All lines in the entries below that hold "Call" make up the answer.

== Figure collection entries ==
=-=-=

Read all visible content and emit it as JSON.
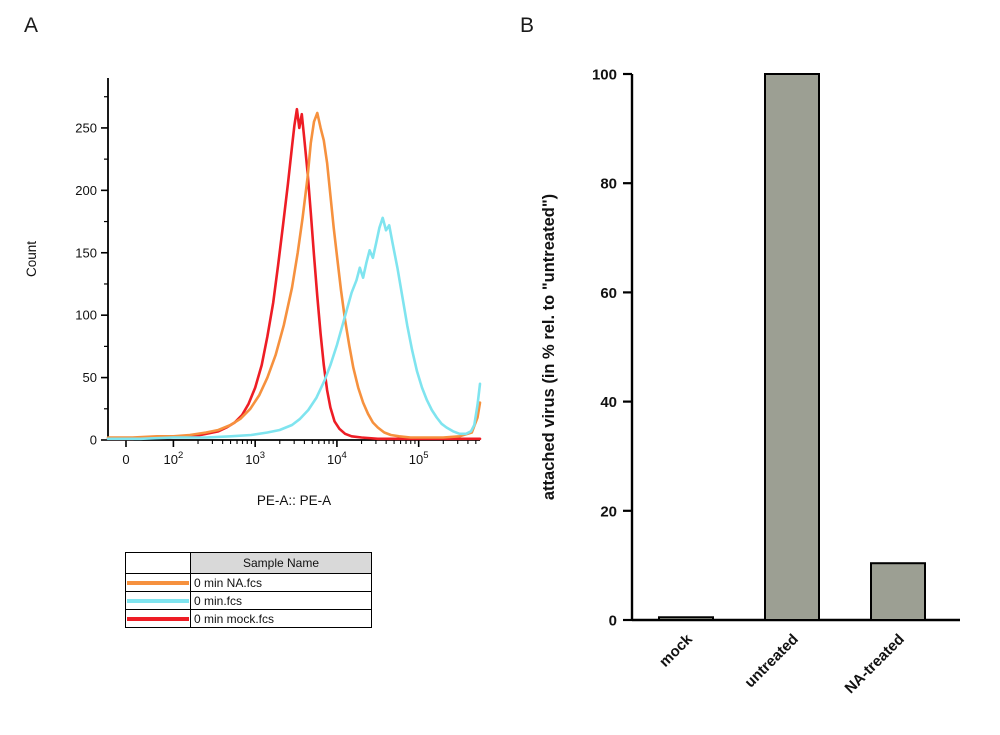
{
  "panels": {
    "a_label": "A",
    "b_label": "B"
  },
  "chart_data": [
    {
      "type": "line",
      "panel": "A",
      "subtype": "flow-cytometry-histogram",
      "xlabel": "PE-A:: PE-A",
      "ylabel": "Count",
      "x_scale": "log10",
      "xlim_log": [
        1.2,
        5.75
      ],
      "ylim": [
        0,
        290
      ],
      "y_ticks": [
        0,
        50,
        100,
        150,
        200,
        250
      ],
      "y_minor_ticks": [
        25,
        75,
        125,
        175,
        225,
        275
      ],
      "x_ticks": [
        {
          "pos": 1.42,
          "label": "0"
        },
        {
          "pos": 2,
          "label": "10",
          "sup": "2"
        },
        {
          "pos": 3,
          "label": "10",
          "sup": "3"
        },
        {
          "pos": 4,
          "label": "10",
          "sup": "4"
        },
        {
          "pos": 5,
          "label": "10",
          "sup": "5"
        }
      ],
      "series": [
        {
          "name": "0 min mock.fcs",
          "color": "#EE1D25",
          "points": [
            [
              1.2,
              1
            ],
            [
              1.5,
              1
            ],
            [
              1.75,
              2
            ],
            [
              1.95,
              2
            ],
            [
              2.1,
              3
            ],
            [
              2.25,
              3
            ],
            [
              2.4,
              5
            ],
            [
              2.55,
              7
            ],
            [
              2.65,
              10
            ],
            [
              2.75,
              14
            ],
            [
              2.84,
              20
            ],
            [
              2.92,
              29
            ],
            [
              3.0,
              42
            ],
            [
              3.08,
              60
            ],
            [
              3.15,
              83
            ],
            [
              3.22,
              110
            ],
            [
              3.28,
              140
            ],
            [
              3.34,
              172
            ],
            [
              3.4,
              205
            ],
            [
              3.45,
              235
            ],
            [
              3.48,
              252
            ],
            [
              3.51,
              265
            ],
            [
              3.54,
              250
            ],
            [
              3.57,
              261
            ],
            [
              3.6,
              242
            ],
            [
              3.64,
              215
            ],
            [
              3.68,
              182
            ],
            [
              3.72,
              148
            ],
            [
              3.76,
              115
            ],
            [
              3.8,
              85
            ],
            [
              3.84,
              60
            ],
            [
              3.88,
              40
            ],
            [
              3.92,
              26
            ],
            [
              3.97,
              15
            ],
            [
              4.03,
              9
            ],
            [
              4.1,
              5
            ],
            [
              4.18,
              3
            ],
            [
              4.3,
              2
            ],
            [
              4.5,
              1
            ],
            [
              4.9,
              1
            ],
            [
              5.3,
              1
            ],
            [
              5.6,
              1
            ],
            [
              5.75,
              1
            ]
          ]
        },
        {
          "name": "0 min NA.fcs",
          "color": "#F6913E",
          "points": [
            [
              1.2,
              2
            ],
            [
              1.5,
              2
            ],
            [
              1.8,
              3
            ],
            [
              2.0,
              3
            ],
            [
              2.2,
              4
            ],
            [
              2.4,
              6
            ],
            [
              2.55,
              8
            ],
            [
              2.7,
              12
            ],
            [
              2.82,
              17
            ],
            [
              2.94,
              25
            ],
            [
              3.05,
              36
            ],
            [
              3.15,
              50
            ],
            [
              3.25,
              68
            ],
            [
              3.35,
              92
            ],
            [
              3.45,
              122
            ],
            [
              3.52,
              150
            ],
            [
              3.58,
              178
            ],
            [
              3.64,
              210
            ],
            [
              3.68,
              238
            ],
            [
              3.72,
              255
            ],
            [
              3.76,
              262
            ],
            [
              3.8,
              250
            ],
            [
              3.84,
              240
            ],
            [
              3.88,
              222
            ],
            [
              3.92,
              196
            ],
            [
              3.96,
              170
            ],
            [
              4.0,
              148
            ],
            [
              4.05,
              120
            ],
            [
              4.1,
              96
            ],
            [
              4.15,
              76
            ],
            [
              4.2,
              58
            ],
            [
              4.26,
              42
            ],
            [
              4.32,
              30
            ],
            [
              4.38,
              21
            ],
            [
              4.44,
              14
            ],
            [
              4.5,
              10
            ],
            [
              4.58,
              6
            ],
            [
              4.66,
              4
            ],
            [
              4.76,
              3
            ],
            [
              4.9,
              2
            ],
            [
              5.1,
              2
            ],
            [
              5.3,
              2
            ],
            [
              5.5,
              3
            ],
            [
              5.65,
              6
            ],
            [
              5.72,
              18
            ],
            [
              5.75,
              30
            ]
          ]
        },
        {
          "name": "0 min.fcs",
          "color": "#7FE4EF",
          "points": [
            [
              1.2,
              1
            ],
            [
              1.6,
              1
            ],
            [
              2.0,
              2
            ],
            [
              2.4,
              2
            ],
            [
              2.7,
              3
            ],
            [
              2.95,
              4
            ],
            [
              3.15,
              6
            ],
            [
              3.3,
              8
            ],
            [
              3.45,
              12
            ],
            [
              3.55,
              17
            ],
            [
              3.65,
              24
            ],
            [
              3.75,
              34
            ],
            [
              3.85,
              48
            ],
            [
              3.92,
              60
            ],
            [
              4.0,
              76
            ],
            [
              4.06,
              90
            ],
            [
              4.12,
              104
            ],
            [
              4.18,
              118
            ],
            [
              4.24,
              128
            ],
            [
              4.28,
              138
            ],
            [
              4.32,
              130
            ],
            [
              4.36,
              142
            ],
            [
              4.4,
              152
            ],
            [
              4.44,
              146
            ],
            [
              4.48,
              158
            ],
            [
              4.52,
              170
            ],
            [
              4.56,
              178
            ],
            [
              4.6,
              168
            ],
            [
              4.64,
              172
            ],
            [
              4.68,
              158
            ],
            [
              4.74,
              138
            ],
            [
              4.8,
              115
            ],
            [
              4.86,
              92
            ],
            [
              4.92,
              72
            ],
            [
              4.98,
              55
            ],
            [
              5.04,
              42
            ],
            [
              5.1,
              32
            ],
            [
              5.16,
              24
            ],
            [
              5.22,
              18
            ],
            [
              5.28,
              13
            ],
            [
              5.34,
              10
            ],
            [
              5.42,
              7
            ],
            [
              5.5,
              5
            ],
            [
              5.58,
              5
            ],
            [
              5.64,
              7
            ],
            [
              5.68,
              12
            ],
            [
              5.72,
              28
            ],
            [
              5.75,
              45
            ]
          ]
        }
      ]
    },
    {
      "type": "bar",
      "panel": "B",
      "categories": [
        "mock",
        "untreated",
        "NA-treated"
      ],
      "values": [
        0.5,
        100,
        10.4
      ],
      "ylabel": "attached virus (in % rel. to \"untreated\")",
      "ylim": [
        0,
        100
      ],
      "y_ticks": [
        0,
        20,
        40,
        60,
        80,
        100
      ],
      "bar_color": "#9C9F93",
      "bar_edge": "#000000"
    }
  ],
  "legend_table": {
    "header": "Sample Name",
    "rows": [
      {
        "sample": "0 min NA.fcs",
        "color": "#F6913E"
      },
      {
        "sample": "0 min.fcs",
        "color": "#7FE4EF"
      },
      {
        "sample": "0 min mock.fcs",
        "color": "#EE1D25"
      }
    ]
  }
}
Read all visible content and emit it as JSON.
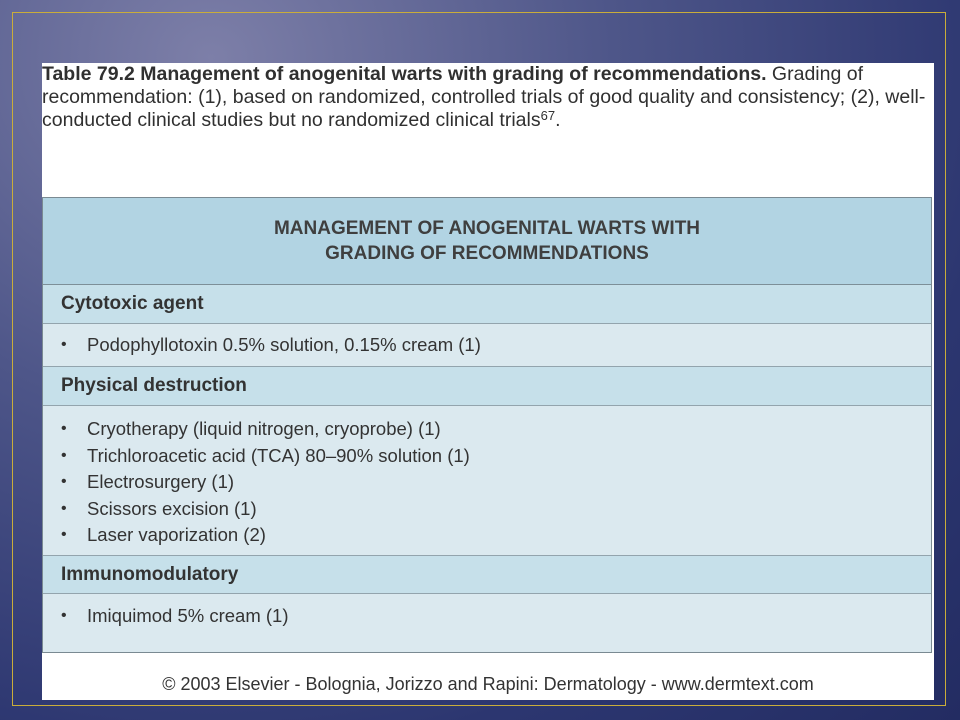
{
  "caption": {
    "lead": "Table 79.2 Management of anogenital warts with grading of recommendations.",
    "line1_rest": "",
    "body": " Grading of recommendation: (1), based on randomized, controlled trials of good quality and consistency; (2), well-conducted clinical studies but no randomized clinical trials",
    "ref": "67",
    "end": "."
  },
  "table": {
    "title_line1": "MANAGEMENT OF ANOGENITAL WARTS WITH",
    "title_line2": "GRADING OF RECOMMENDATIONS",
    "sections": [
      {
        "heading": "Cytotoxic agent",
        "items": [
          "Podophyllotoxin 0.5% solution, 0.15% cream (1)"
        ]
      },
      {
        "heading": "Physical destruction",
        "items": [
          "Cryotherapy (liquid nitrogen, cryoprobe) (1)",
          "Trichloroacetic acid (TCA) 80–90% solution (1)",
          "Electrosurgery (1)",
          "Scissors excision (1)",
          "Laser vaporization (2)"
        ]
      },
      {
        "heading": "Immunomodulatory",
        "items": [
          "Imiquimod 5% cream (1)"
        ]
      }
    ]
  },
  "footer": "© 2003 Elsevier - Bolognia, Jorizzo and Rapini: Dermatology - www.dermtext.com",
  "bullet": "•"
}
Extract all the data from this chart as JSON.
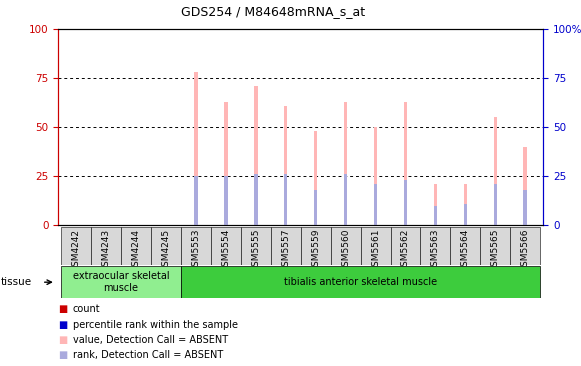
{
  "title": "GDS254 / M84648mRNA_s_at",
  "samples": [
    "GSM4242",
    "GSM4243",
    "GSM4244",
    "GSM4245",
    "GSM5553",
    "GSM5554",
    "GSM5555",
    "GSM5557",
    "GSM5559",
    "GSM5560",
    "GSM5561",
    "GSM5562",
    "GSM5563",
    "GSM5564",
    "GSM5565",
    "GSM5566"
  ],
  "pink_values": [
    0,
    0,
    0,
    0,
    78,
    63,
    71,
    61,
    48,
    63,
    50,
    63,
    21,
    21,
    55,
    40
  ],
  "blue_values": [
    0,
    0,
    0,
    0,
    25,
    25,
    26,
    26,
    18,
    26,
    21,
    23,
    10,
    11,
    21,
    18
  ],
  "tissue_groups": [
    {
      "label": "extraocular skeletal\nmuscle",
      "start": 0,
      "end": 4,
      "color": "#90ee90"
    },
    {
      "label": "tibialis anterior skeletal muscle",
      "start": 4,
      "end": 16,
      "color": "#3dcc3d"
    }
  ],
  "ylim": [
    0,
    100
  ],
  "background_color": "#ffffff",
  "plot_bg": "#ffffff",
  "tick_color_left": "#cc0000",
  "tick_color_right": "#0000cc",
  "bar_width": 0.12,
  "pink_color": "#ffb6b6",
  "blue_color": "#aaaadd",
  "red_color": "#cc0000",
  "dark_blue_color": "#0000cc",
  "xticklabel_bg": "#d8d8d8",
  "legend_items": [
    {
      "color": "#cc0000",
      "label": "count"
    },
    {
      "color": "#0000cc",
      "label": "percentile rank within the sample"
    },
    {
      "color": "#ffb6b6",
      "label": "value, Detection Call = ABSENT"
    },
    {
      "color": "#aaaadd",
      "label": "rank, Detection Call = ABSENT"
    }
  ]
}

=-=-=

== SOLUTION TO THIS PROBLEM ==
      "label": "value, Detection Call = ABSENT"
      "label": "rank, Detection Call = ABSENT"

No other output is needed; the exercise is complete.